Dataset records:

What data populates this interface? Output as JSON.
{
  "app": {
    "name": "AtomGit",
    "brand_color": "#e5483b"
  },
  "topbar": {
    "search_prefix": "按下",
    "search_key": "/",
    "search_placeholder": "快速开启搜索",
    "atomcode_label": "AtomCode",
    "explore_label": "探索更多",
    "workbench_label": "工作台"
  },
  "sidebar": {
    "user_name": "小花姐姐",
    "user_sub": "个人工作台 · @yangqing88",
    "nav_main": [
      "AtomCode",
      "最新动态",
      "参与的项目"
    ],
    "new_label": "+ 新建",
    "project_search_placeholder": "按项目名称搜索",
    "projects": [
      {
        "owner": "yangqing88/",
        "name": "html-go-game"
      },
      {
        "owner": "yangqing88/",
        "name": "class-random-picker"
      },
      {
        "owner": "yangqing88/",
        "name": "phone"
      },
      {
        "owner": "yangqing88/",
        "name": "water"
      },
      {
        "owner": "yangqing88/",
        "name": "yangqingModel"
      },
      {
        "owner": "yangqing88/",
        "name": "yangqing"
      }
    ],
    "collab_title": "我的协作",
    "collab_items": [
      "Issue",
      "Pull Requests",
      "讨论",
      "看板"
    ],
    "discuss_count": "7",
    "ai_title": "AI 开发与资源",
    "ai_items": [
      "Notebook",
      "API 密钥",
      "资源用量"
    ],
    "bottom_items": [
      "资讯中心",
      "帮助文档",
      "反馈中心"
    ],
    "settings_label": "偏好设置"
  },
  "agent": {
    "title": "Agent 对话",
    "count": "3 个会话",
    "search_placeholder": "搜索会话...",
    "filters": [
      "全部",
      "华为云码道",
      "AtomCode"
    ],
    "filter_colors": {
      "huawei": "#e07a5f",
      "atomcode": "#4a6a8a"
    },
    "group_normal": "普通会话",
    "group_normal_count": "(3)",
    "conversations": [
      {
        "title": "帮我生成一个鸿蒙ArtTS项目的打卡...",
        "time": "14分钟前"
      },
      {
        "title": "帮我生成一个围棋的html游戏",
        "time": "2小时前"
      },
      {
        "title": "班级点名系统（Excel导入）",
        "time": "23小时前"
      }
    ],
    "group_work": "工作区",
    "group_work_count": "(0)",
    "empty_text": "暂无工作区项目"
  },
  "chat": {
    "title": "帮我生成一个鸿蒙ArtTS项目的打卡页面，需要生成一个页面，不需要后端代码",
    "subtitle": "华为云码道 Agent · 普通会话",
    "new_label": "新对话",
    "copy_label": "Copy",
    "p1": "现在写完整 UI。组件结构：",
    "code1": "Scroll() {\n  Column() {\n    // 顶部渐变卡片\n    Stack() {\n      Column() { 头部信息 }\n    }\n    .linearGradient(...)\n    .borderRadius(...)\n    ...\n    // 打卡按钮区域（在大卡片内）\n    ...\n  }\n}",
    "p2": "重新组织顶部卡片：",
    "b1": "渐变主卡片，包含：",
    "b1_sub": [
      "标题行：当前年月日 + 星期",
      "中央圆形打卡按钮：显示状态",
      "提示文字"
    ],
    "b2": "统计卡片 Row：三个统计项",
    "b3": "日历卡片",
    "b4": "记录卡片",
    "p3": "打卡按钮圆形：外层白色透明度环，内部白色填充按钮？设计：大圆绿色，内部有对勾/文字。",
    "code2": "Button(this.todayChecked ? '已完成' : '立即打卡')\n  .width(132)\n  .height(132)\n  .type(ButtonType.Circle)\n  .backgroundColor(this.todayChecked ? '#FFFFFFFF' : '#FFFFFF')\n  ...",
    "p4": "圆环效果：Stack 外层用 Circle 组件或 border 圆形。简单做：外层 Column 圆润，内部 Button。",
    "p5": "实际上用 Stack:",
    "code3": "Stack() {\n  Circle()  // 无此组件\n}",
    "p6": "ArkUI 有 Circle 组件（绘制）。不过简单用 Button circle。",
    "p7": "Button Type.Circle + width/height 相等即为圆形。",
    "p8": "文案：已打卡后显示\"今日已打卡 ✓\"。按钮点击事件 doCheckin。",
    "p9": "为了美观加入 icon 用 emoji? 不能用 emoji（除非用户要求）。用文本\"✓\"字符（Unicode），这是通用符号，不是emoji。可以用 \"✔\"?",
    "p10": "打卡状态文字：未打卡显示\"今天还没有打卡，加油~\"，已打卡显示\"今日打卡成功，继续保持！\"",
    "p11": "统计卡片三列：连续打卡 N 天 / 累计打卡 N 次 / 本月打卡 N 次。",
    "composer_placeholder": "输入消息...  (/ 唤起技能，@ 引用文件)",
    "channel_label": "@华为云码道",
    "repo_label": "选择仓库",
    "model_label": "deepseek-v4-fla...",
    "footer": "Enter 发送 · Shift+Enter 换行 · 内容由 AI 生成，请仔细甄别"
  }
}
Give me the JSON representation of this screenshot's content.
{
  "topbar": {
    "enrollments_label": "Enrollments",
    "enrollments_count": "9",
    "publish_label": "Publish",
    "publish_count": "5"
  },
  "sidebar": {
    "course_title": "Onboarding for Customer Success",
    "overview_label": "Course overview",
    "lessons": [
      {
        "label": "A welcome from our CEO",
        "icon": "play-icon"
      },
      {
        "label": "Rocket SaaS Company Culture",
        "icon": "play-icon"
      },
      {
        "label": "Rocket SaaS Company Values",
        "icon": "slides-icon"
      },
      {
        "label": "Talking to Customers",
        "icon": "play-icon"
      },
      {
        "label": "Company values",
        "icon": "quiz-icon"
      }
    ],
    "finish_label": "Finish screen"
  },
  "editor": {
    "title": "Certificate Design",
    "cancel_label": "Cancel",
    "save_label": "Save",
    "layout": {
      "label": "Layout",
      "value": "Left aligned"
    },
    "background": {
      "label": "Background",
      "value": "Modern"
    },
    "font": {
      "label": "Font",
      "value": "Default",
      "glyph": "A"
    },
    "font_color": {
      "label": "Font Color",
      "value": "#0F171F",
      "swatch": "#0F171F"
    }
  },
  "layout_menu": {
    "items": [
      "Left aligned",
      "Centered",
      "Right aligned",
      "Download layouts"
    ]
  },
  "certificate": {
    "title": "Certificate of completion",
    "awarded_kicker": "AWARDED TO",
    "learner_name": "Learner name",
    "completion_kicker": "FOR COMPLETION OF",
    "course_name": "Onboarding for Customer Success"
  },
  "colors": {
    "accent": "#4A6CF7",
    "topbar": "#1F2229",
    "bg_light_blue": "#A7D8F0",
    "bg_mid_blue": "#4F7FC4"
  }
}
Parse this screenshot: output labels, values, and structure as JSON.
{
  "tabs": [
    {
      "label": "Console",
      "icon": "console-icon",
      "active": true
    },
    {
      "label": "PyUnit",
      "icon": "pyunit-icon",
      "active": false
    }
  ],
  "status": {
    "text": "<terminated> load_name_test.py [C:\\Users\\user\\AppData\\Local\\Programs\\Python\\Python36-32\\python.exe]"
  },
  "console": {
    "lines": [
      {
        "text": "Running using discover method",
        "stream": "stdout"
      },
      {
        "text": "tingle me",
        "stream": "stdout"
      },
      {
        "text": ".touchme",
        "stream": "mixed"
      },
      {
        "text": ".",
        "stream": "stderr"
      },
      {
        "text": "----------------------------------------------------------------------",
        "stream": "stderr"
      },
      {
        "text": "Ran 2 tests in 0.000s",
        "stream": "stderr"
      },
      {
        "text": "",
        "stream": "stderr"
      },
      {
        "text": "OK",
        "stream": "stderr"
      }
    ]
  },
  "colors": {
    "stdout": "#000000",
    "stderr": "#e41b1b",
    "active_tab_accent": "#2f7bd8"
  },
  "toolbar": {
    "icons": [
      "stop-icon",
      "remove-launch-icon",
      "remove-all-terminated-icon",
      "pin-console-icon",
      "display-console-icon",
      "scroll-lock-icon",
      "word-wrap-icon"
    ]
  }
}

Short problem:
Restate each record exactly as written.

Written solution:
What data populates this interface? Output as JSON.
{
  "app": {
    "name": "AtomGit",
    "brand_color": "#e5483b"
  },
  "topbar": {
    "search_prefix": "按下",
    "search_key": "/",
    "search_placeholder": "快速开启搜索",
    "atomcode_label": "AtomCode",
    "explore_label": "探索更多",
    "workbench_label": "工作台"
  },
  "sidebar": {
    "user_name": "小花姐姐",
    "user_sub": "个人工作台 · @yangqing88",
    "nav_main": [
      "AtomCode",
      "最新动态",
      "参与的项目"
    ],
    "new_label": "+ 新建",
    "project_search_placeholder": "按项目名称搜索",
    "projects": [
      {
        "owner": "yangqing88/",
        "name": "html-go-game"
      },
      {
        "owner": "yangqing88/",
        "name": "class-random-picker"
      },
      {
        "owner": "yangqing88/",
        "name": "phone"
      },
      {
        "owner": "yangqing88/",
        "name": "water"
      },
      {
        "owner": "yangqing88/",
        "name": "yangqingModel"
      },
      {
        "owner": "yangqing88/",
        "name": "yangqing"
      }
    ],
    "collab_title": "我的协作",
    "collab_items": [
      "Issue",
      "Pull Requests",
      "讨论",
      "看板"
    ],
    "discuss_count": "7",
    "ai_title": "AI 开发与资源",
    "ai_items": [
      "Notebook",
      "API 密钥",
      "资源用量"
    ],
    "bottom_items": [
      "资讯中心",
      "帮助文档",
      "反馈中心"
    ],
    "settings_label": "偏好设置"
  },
  "agent": {
    "title": "Agent 对话",
    "count": "3 个会话",
    "search_placeholder": "搜索会话...",
    "filters": [
      "全部",
      "华为云码道",
      "AtomCode"
    ],
    "filter_colors": {
      "huawei": "#e07a5f",
      "atomcode": "#4a6a8a"
    },
    "group_normal": "普通会话",
    "group_normal_count": "(3)",
    "conversations": [
      {
        "title": "帮我生成一个鸿蒙ArtTS项目的打卡...",
        "time": "14分钟前"
      },
      {
        "title": "帮我生成一个围棋的html游戏",
        "time": "2小时前"
      },
      {
        "title": "班级点名系统（Excel导入）",
        "time": "23小时前"
      }
    ],
    "group_work": "工作区",
    "group_work_count": "(0)",
    "empty_text": "暂无工作区项目"
  },
  "chat": {
    "title": "帮我生成一个鸿蒙ArtTS项目的打卡页面，需要生成一个页面，不需要后端代码",
    "subtitle": "华为云码道 Agent · 普通会话",
    "new_label": "新对话",
    "copy_label": "Copy",
    "p1": "现在写完整 UI。组件结构：",
    "code1": "Scroll() {\n  Column() {\n    // 顶部渐变卡片\n    Stack() {\n      Column() { 头部信息 }\n    }\n    .linearGradient(...)\n    .borderRadius(...)\n    ...\n    // 打卡按钮区域（在大卡片内）\n    ...\n  }\n}",
    "p2": "重新组织顶部卡片：",
    "b1": "渐变主卡片，包含：",
    "b1_sub": [
      "标题行：当前年月日 + 星期",
      "中央圆形打卡按钮：显示状态",
      "提示文字"
    ],
    "b2": "统计卡片 Row：三个统计项",
    "b3": "日历卡片",
    "b4": "记录卡片",
    "p3": "打卡按钮圆形：外层白色透明度环，内部白色填充按钮？设计：大圆绿色，内部有对勾/文字。",
    "code2": "Button(this.todayChecked ? '已完成' : '立即打卡')\n  .width(132)\n  .height(132)\n  .type(ButtonType.Circle)\n  .backgroundColor(this.todayChecked ? '#FFFFFFFF' : '#FFFFFF')\n  ...",
    "p4": "圆环效果：Stack 外层用 Circle 组件或 border 圆形。简单做：外层 Column 圆润，内部 Button。",
    "p5": "实际上用 Stack:",
    "code3": "Stack() {\n  Circle()  // 无此组件\n}",
    "p6": "ArkUI 有 Circle 组件（绘制）。不过简单用 Button circle。",
    "p7": "Button Type.Circle + width/height 相等即为圆形。",
    "p8": "文案：已打卡后显示\"今日已打卡 ✓\"。按钮点击事件 doCheckin。",
    "p9": "为了美观加入 icon 用 emoji? 不能用 emoji（除非用户要求）。用文本\"✓\"字符（Unicode），这是通用符号，不是emoji。可以用 \"✔\"?",
    "p10": "打卡状态文字：未打卡显示\"今天还没有打卡，加油~\"，已打卡显示\"今日打卡成功，继续保持！\"",
    "p11": "统计卡片三列：连续打卡 N 天 / 累计打卡 N 次 / 本月打卡 N 次。",
    "composer_placeholder": "输入消息...  (/ 唤起技能，@ 引用文件)",
    "channel_label": "@华为云码道",
    "repo_label": "选择仓库",
    "model_label": "deepseek-v4-fla...",
    "footer": "Enter 发送 · Shift+Enter 换行 · 内容由 AI 生成，请仔细甄别"
  }
}
Give me the JSON representation of this screenshot's content.
{
  "topbar": {
    "enrollments_label": "Enrollments",
    "enrollments_count": "9",
    "publish_label": "Publish",
    "publish_count": "5"
  },
  "sidebar": {
    "course_title": "Onboarding for Customer Success",
    "overview_label": "Course overview",
    "lessons": [
      {
        "label": "A welcome from our CEO",
        "icon": "play-icon"
      },
      {
        "label": "Rocket SaaS Company Culture",
        "icon": "play-icon"
      },
      {
        "label": "Rocket SaaS Company Values",
        "icon": "slides-icon"
      },
      {
        "label": "Talking to Customers",
        "icon": "play-icon"
      },
      {
        "label": "Company values",
        "icon": "quiz-icon"
      }
    ],
    "finish_label": "Finish screen"
  },
  "editor": {
    "title": "Certificate Design",
    "cancel_label": "Cancel",
    "save_label": "Save",
    "layout": {
      "label": "Layout",
      "value": "Left aligned"
    },
    "background": {
      "label": "Background",
      "value": "Modern"
    },
    "font": {
      "label": "Font",
      "value": "Default",
      "glyph": "A"
    },
    "font_color": {
      "label": "Font Color",
      "value": "#0F171F",
      "swatch": "#0F171F"
    }
  },
  "layout_menu": {
    "items": [
      "Left aligned",
      "Centered",
      "Right aligned",
      "Download layouts"
    ]
  },
  "certificate": {
    "title": "Certificate of completion",
    "awarded_kicker": "AWARDED TO",
    "learner_name": "Learner name",
    "completion_kicker": "FOR COMPLETION OF",
    "course_name": "Onboarding for Customer Success"
  },
  "colors": {
    "accent": "#4A6CF7",
    "topbar": "#1F2229",
    "bg_light_blue": "#A7D8F0",
    "bg_mid_blue": "#4F7FC4"
  }
}
Parse this screenshot: output labels, values, and structure as JSON.
{
  "tabs": [
    {
      "label": "Console",
      "icon": "console-icon",
      "active": true
    },
    {
      "label": "PyUnit",
      "icon": "pyunit-icon",
      "active": false
    }
  ],
  "status": {
    "text": "<terminated> load_name_test.py [C:\\Users\\user\\AppData\\Local\\Programs\\Python\\Python36-32\\python.exe]"
  },
  "console": {
    "lines": [
      {
        "text": "Running using discover method",
        "stream": "stdout"
      },
      {
        "text": "tingle me",
        "stream": "stdout"
      },
      {
        "text": ".touchme",
        "stream": "mixed"
      },
      {
        "text": ".",
        "stream": "stderr"
      },
      {
        "text": "----------------------------------------------------------------------",
        "stream": "stderr"
      },
      {
        "text": "Ran 2 tests in 0.000s",
        "stream": "stderr"
      },
      {
        "text": "",
        "stream": "stderr"
      },
      {
        "text": "OK",
        "stream": "stderr"
      }
    ]
  },
  "colors": {
    "stdout": "#000000",
    "stderr": "#e41b1b",
    "active_tab_accent": "#2f7bd8"
  },
  "toolbar": {
    "icons": [
      "stop-icon",
      "remove-launch-icon",
      "remove-all-terminated-icon",
      "pin-console-icon",
      "display-console-icon",
      "scroll-lock-icon",
      "word-wrap-icon"
    ]
  }
}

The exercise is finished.